EXERCISE AIM
Transcribe the entries that follow exactly as they appear, minus pictures.

━━━━━ RECORDS SHOWN ━━━━━

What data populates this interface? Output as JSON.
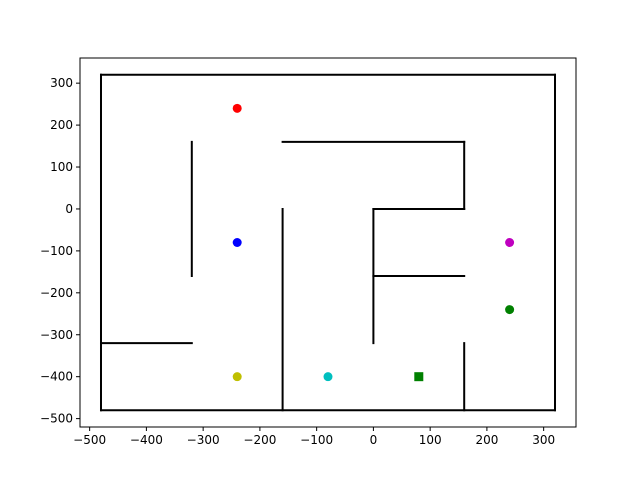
{
  "chart_data": {
    "type": "scatter",
    "title": "",
    "xlabel": "",
    "ylabel": "",
    "xlim": [
      -517,
      357
    ],
    "ylim": [
      -520,
      360
    ],
    "x_ticks": [
      -500,
      -400,
      -300,
      -200,
      -100,
      0,
      100,
      200,
      300
    ],
    "y_ticks": [
      -500,
      -400,
      -300,
      -200,
      -100,
      0,
      100,
      200,
      300
    ],
    "x_tick_labels": [
      "−500",
      "−400",
      "−300",
      "−200",
      "−100",
      "0",
      "100",
      "200",
      "300"
    ],
    "y_tick_labels": [
      "−500",
      "−400",
      "−300",
      "−200",
      "−100",
      "0",
      "100",
      "200",
      "300"
    ],
    "grid": false,
    "walls": [
      {
        "x": [
          -480,
          320
        ],
        "y": [
          320,
          320
        ]
      },
      {
        "x": [
          320,
          320
        ],
        "y": [
          320,
          -480
        ]
      },
      {
        "x": [
          320,
          -480
        ],
        "y": [
          -480,
          -480
        ]
      },
      {
        "x": [
          -480,
          -480
        ],
        "y": [
          -480,
          320
        ]
      },
      {
        "x": [
          -320,
          -320
        ],
        "y": [
          160,
          -160
        ]
      },
      {
        "x": [
          -480,
          -320
        ],
        "y": [
          -320,
          -320
        ]
      },
      {
        "x": [
          -160,
          160
        ],
        "y": [
          160,
          160
        ]
      },
      {
        "x": [
          160,
          160
        ],
        "y": [
          160,
          0
        ]
      },
      {
        "x": [
          0,
          160
        ],
        "y": [
          0,
          0
        ]
      },
      {
        "x": [
          0,
          0
        ],
        "y": [
          0,
          -320
        ]
      },
      {
        "x": [
          0,
          160
        ],
        "y": [
          -160,
          -160
        ]
      },
      {
        "x": [
          -160,
          -160
        ],
        "y": [
          0,
          -480
        ]
      },
      {
        "x": [
          160,
          160
        ],
        "y": [
          -320,
          -480
        ]
      }
    ],
    "points": [
      {
        "x": -240,
        "y": 240,
        "color": "#ff0000",
        "marker": "circle"
      },
      {
        "x": -240,
        "y": -80,
        "color": "#0000ff",
        "marker": "circle"
      },
      {
        "x": -240,
        "y": -400,
        "color": "#bfbf00",
        "marker": "circle"
      },
      {
        "x": -80,
        "y": -400,
        "color": "#00bfbf",
        "marker": "circle"
      },
      {
        "x": 80,
        "y": -400,
        "color": "#008000",
        "marker": "square"
      },
      {
        "x": 240,
        "y": -80,
        "color": "#bf00bf",
        "marker": "circle"
      },
      {
        "x": 240,
        "y": -240,
        "color": "#008000",
        "marker": "circle"
      }
    ]
  }
}
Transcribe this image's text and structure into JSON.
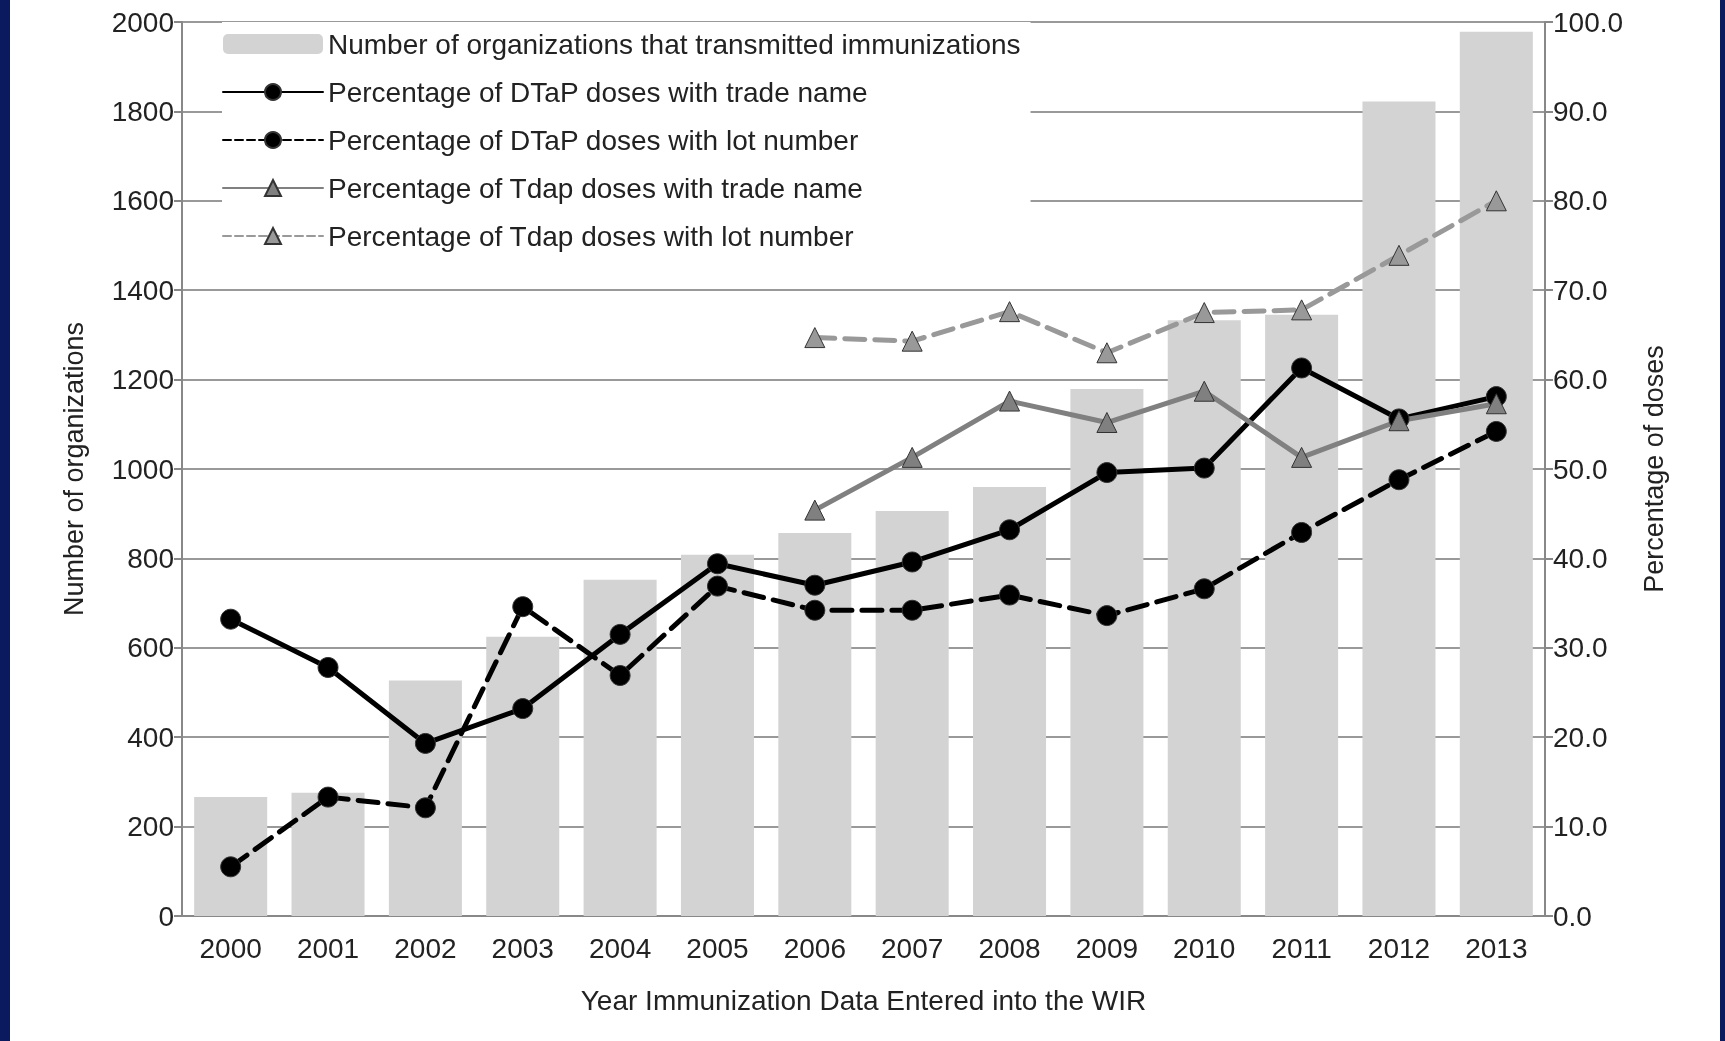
{
  "chart_data": {
    "type": "bar",
    "xlabel": "Year Immunization Data Entered into the WIR",
    "ylabel": "Number of organizations",
    "y2label": "Percentage of doses",
    "categories": [
      "2000",
      "2001",
      "2002",
      "2003",
      "2004",
      "2005",
      "2006",
      "2007",
      "2008",
      "2009",
      "2010",
      "2011",
      "2012",
      "2013"
    ],
    "series": [
      {
        "name": "Number of organizations that transmitted immunizations",
        "type": "bar",
        "color": "#d3d3d3",
        "values": [
          266,
          276,
          527,
          625,
          752,
          808,
          857,
          906,
          960,
          1179,
          1333,
          1345,
          1822,
          1978
        ]
      },
      {
        "name": "Percentage of DTaP doses with trade name",
        "type": "line",
        "axis": "y2",
        "color": "#000000",
        "marker": "circle",
        "line_style": "solid",
        "values": [
          33.2,
          27.8,
          19.3,
          23.2,
          31.5,
          39.4,
          37.0,
          39.6,
          43.2,
          49.6,
          50.1,
          61.3,
          55.6,
          58.1
        ]
      },
      {
        "name": "Percentage of DTaP doses with lot number",
        "type": "line",
        "axis": "y2",
        "color": "#000000",
        "marker": "circle",
        "line_style": "dashed",
        "values": [
          5.5,
          13.3,
          12.1,
          34.6,
          26.9,
          36.9,
          34.2,
          34.2,
          35.9,
          33.6,
          36.6,
          42.9,
          48.8,
          54.2
        ]
      },
      {
        "name": "Percentage of Tdap doses with trade name",
        "type": "line",
        "axis": "y2",
        "color": "#808080",
        "marker": "triangle",
        "line_style": "solid",
        "values": [
          null,
          null,
          null,
          null,
          null,
          null,
          45.4,
          51.3,
          57.6,
          55.2,
          58.7,
          51.3,
          55.4,
          57.3
        ]
      },
      {
        "name": "Percentage of Tdap doses with lot number",
        "type": "line",
        "axis": "y2",
        "color": "#999999",
        "marker": "triangle",
        "line_style": "dashed",
        "values": [
          null,
          null,
          null,
          null,
          null,
          null,
          64.7,
          64.3,
          67.6,
          63.0,
          67.5,
          67.8,
          73.9,
          80.0
        ]
      }
    ],
    "ylim": [
      0,
      2000
    ],
    "yticks": [
      0,
      200,
      400,
      600,
      800,
      1000,
      1200,
      1400,
      1600,
      1800,
      2000
    ],
    "y2lim": [
      0,
      100
    ],
    "y2ticks": [
      {
        "value": 0,
        "label": "0.0"
      },
      {
        "value": 10,
        "label": "10.0"
      },
      {
        "value": 20,
        "label": "20.0"
      },
      {
        "value": 30,
        "label": "30.0"
      },
      {
        "value": 40,
        "label": "40.0"
      },
      {
        "value": 50,
        "label": "50.0"
      },
      {
        "value": 60,
        "label": "60.0"
      },
      {
        "value": 70,
        "label": "70.0"
      },
      {
        "value": 80,
        "label": "80.0"
      },
      {
        "value": 90,
        "label": "90.0"
      },
      {
        "value": 100,
        "label": "100.0"
      }
    ],
    "grid": "y",
    "legend": "top left"
  }
}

━━━━━

FINISHED TASK
What data populates this interface? Output as JSON.
{
  "chart_data": {
    "type": "scatter",
    "title": "",
    "xlabel": "",
    "ylabel": "",
    "xlim": [
      -517,
      357
    ],
    "ylim": [
      -520,
      360
    ],
    "x_ticks": [
      -500,
      -400,
      -300,
      -200,
      -100,
      0,
      100,
      200,
      300
    ],
    "y_ticks": [
      -500,
      -400,
      -300,
      -200,
      -100,
      0,
      100,
      200,
      300
    ],
    "x_tick_labels": [
      "−500",
      "−400",
      "−300",
      "−200",
      "−100",
      "0",
      "100",
      "200",
      "300"
    ],
    "y_tick_labels": [
      "−500",
      "−400",
      "−300",
      "−200",
      "−100",
      "0",
      "100",
      "200",
      "300"
    ],
    "grid": false,
    "walls": [
      {
        "x": [
          -480,
          320
        ],
        "y": [
          320,
          320
        ]
      },
      {
        "x": [
          320,
          320
        ],
        "y": [
          320,
          -480
        ]
      },
      {
        "x": [
          320,
          -480
        ],
        "y": [
          -480,
          -480
        ]
      },
      {
        "x": [
          -480,
          -480
        ],
        "y": [
          -480,
          320
        ]
      },
      {
        "x": [
          -320,
          -320
        ],
        "y": [
          160,
          -160
        ]
      },
      {
        "x": [
          -480,
          -320
        ],
        "y": [
          -320,
          -320
        ]
      },
      {
        "x": [
          -160,
          160
        ],
        "y": [
          160,
          160
        ]
      },
      {
        "x": [
          160,
          160
        ],
        "y": [
          160,
          0
        ]
      },
      {
        "x": [
          0,
          160
        ],
        "y": [
          0,
          0
        ]
      },
      {
        "x": [
          0,
          0
        ],
        "y": [
          0,
          -320
        ]
      },
      {
        "x": [
          0,
          160
        ],
        "y": [
          -160,
          -160
        ]
      },
      {
        "x": [
          -160,
          -160
        ],
        "y": [
          0,
          -480
        ]
      },
      {
        "x": [
          160,
          160
        ],
        "y": [
          -320,
          -480
        ]
      }
    ],
    "points": [
      {
        "x": -240,
        "y": 240,
        "color": "#ff0000",
        "marker": "circle"
      },
      {
        "x": -240,
        "y": -80,
        "color": "#0000ff",
        "marker": "circle"
      },
      {
        "x": -240,
        "y": -400,
        "color": "#bfbf00",
        "marker": "circle"
      },
      {
        "x": -80,
        "y": -400,
        "color": "#00bfbf",
        "marker": "circle"
      },
      {
        "x": 80,
        "y": -400,
        "color": "#008000",
        "marker": "square"
      },
      {
        "x": 240,
        "y": -80,
        "color": "#bf00bf",
        "marker": "circle"
      },
      {
        "x": 240,
        "y": -240,
        "color": "#008000",
        "marker": "circle"
      }
    ]
  }
}
Transcribe this image's text and structure into JSON.
{
  "chart_data": {
    "type": "bar",
    "xlabel": "Year Immunization Data Entered into the WIR",
    "ylabel": "Number of organizations",
    "y2label": "Percentage of doses",
    "categories": [
      "2000",
      "2001",
      "2002",
      "2003",
      "2004",
      "2005",
      "2006",
      "2007",
      "2008",
      "2009",
      "2010",
      "2011",
      "2012",
      "2013"
    ],
    "series": [
      {
        "name": "Number of organizations that transmitted immunizations",
        "type": "bar",
        "color": "#d3d3d3",
        "values": [
          266,
          276,
          527,
          625,
          752,
          808,
          857,
          906,
          960,
          1179,
          1333,
          1345,
          1822,
          1978
        ]
      },
      {
        "name": "Percentage of DTaP doses with trade name",
        "type": "line",
        "axis": "y2",
        "color": "#000000",
        "marker": "circle",
        "line_style": "solid",
        "values": [
          33.2,
          27.8,
          19.3,
          23.2,
          31.5,
          39.4,
          37.0,
          39.6,
          43.2,
          49.6,
          50.1,
          61.3,
          55.6,
          58.1
        ]
      },
      {
        "name": "Percentage of DTaP doses with lot number",
        "type": "line",
        "axis": "y2",
        "color": "#000000",
        "marker": "circle",
        "line_style": "dashed",
        "values": [
          5.5,
          13.3,
          12.1,
          34.6,
          26.9,
          36.9,
          34.2,
          34.2,
          35.9,
          33.6,
          36.6,
          42.9,
          48.8,
          54.2
        ]
      },
      {
        "name": "Percentage of Tdap doses with trade name",
        "type": "line",
        "axis": "y2",
        "color": "#808080",
        "marker": "triangle",
        "line_style": "solid",
        "values": [
          null,
          null,
          null,
          null,
          null,
          null,
          45.4,
          51.3,
          57.6,
          55.2,
          58.7,
          51.3,
          55.4,
          57.3
        ]
      },
      {
        "name": "Percentage of Tdap doses with lot number",
        "type": "line",
        "axis": "y2",
        "color": "#999999",
        "marker": "triangle",
        "line_style": "dashed",
        "values": [
          null,
          null,
          null,
          null,
          null,
          null,
          64.7,
          64.3,
          67.6,
          63.0,
          67.5,
          67.8,
          73.9,
          80.0
        ]
      }
    ],
    "ylim": [
      0,
      2000
    ],
    "yticks": [
      0,
      200,
      400,
      600,
      800,
      1000,
      1200,
      1400,
      1600,
      1800,
      2000
    ],
    "y2lim": [
      0,
      100
    ],
    "y2ticks": [
      {
        "value": 0,
        "label": "0.0"
      },
      {
        "value": 10,
        "label": "10.0"
      },
      {
        "value": 20,
        "label": "20.0"
      },
      {
        "value": 30,
        "label": "30.0"
      },
      {
        "value": 40,
        "label": "40.0"
      },
      {
        "value": 50,
        "label": "50.0"
      },
      {
        "value": 60,
        "label": "60.0"
      },
      {
        "value": 70,
        "label": "70.0"
      },
      {
        "value": 80,
        "label": "80.0"
      },
      {
        "value": 90,
        "label": "90.0"
      },
      {
        "value": 100,
        "label": "100.0"
      }
    ],
    "grid": "y",
    "legend": "top left"
  }
}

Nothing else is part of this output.